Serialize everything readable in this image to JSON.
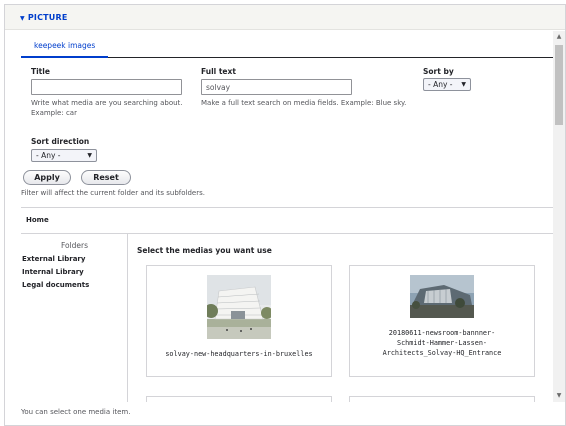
{
  "section": {
    "arrow": "▼",
    "title": "PICTURE"
  },
  "tabs": [
    {
      "label": "keepeek images"
    }
  ],
  "filters": {
    "title": {
      "label": "Title",
      "value": "",
      "description_line1": "Write what media are you searching about.",
      "description_line2": "Example: car"
    },
    "full_text": {
      "label": "Full text",
      "value": "solvay",
      "description": "Make a full text search on media fields. Example: Blue sky."
    },
    "sort_by": {
      "label": "Sort by",
      "selected": "- Any -"
    },
    "sort_direction": {
      "label": "Sort direction",
      "selected": "- Any -"
    },
    "apply_label": "Apply",
    "reset_label": "Reset",
    "note": "Filter will affect the current folder and its subfolders."
  },
  "breadcrumb": {
    "home": "Home"
  },
  "folders": {
    "heading": "Folders",
    "items": [
      "External Library",
      "Internal Library",
      "Legal documents"
    ]
  },
  "media": {
    "heading": "Select the medias you want use",
    "items": [
      {
        "caption_lines": [
          "solvay-new-headquarters-in-bruxelles"
        ]
      },
      {
        "caption_lines": [
          "20180611-newsroom-bannner-",
          "Schmidt-Hammer-Lassen-",
          "Architects_Solvay-HQ_Entrance"
        ]
      }
    ]
  },
  "footer": {
    "text": "You can select one media item."
  },
  "colors": {
    "accent": "#003ecc",
    "border": "#d4d4d8",
    "text": "#232429"
  },
  "icons": {
    "collapse": "triangle-down-icon",
    "select_caret": "caret-down-icon",
    "scroll_up": "scroll-up-icon",
    "scroll_down": "scroll-down-icon"
  }
}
= = = = =
PROBLEM TO WORK ON.
Make a list of all lines in the data that contain "heading".

CORRECT OUTPUT.
    "heading": "Folders",
    "heading": "Select the medias you want use",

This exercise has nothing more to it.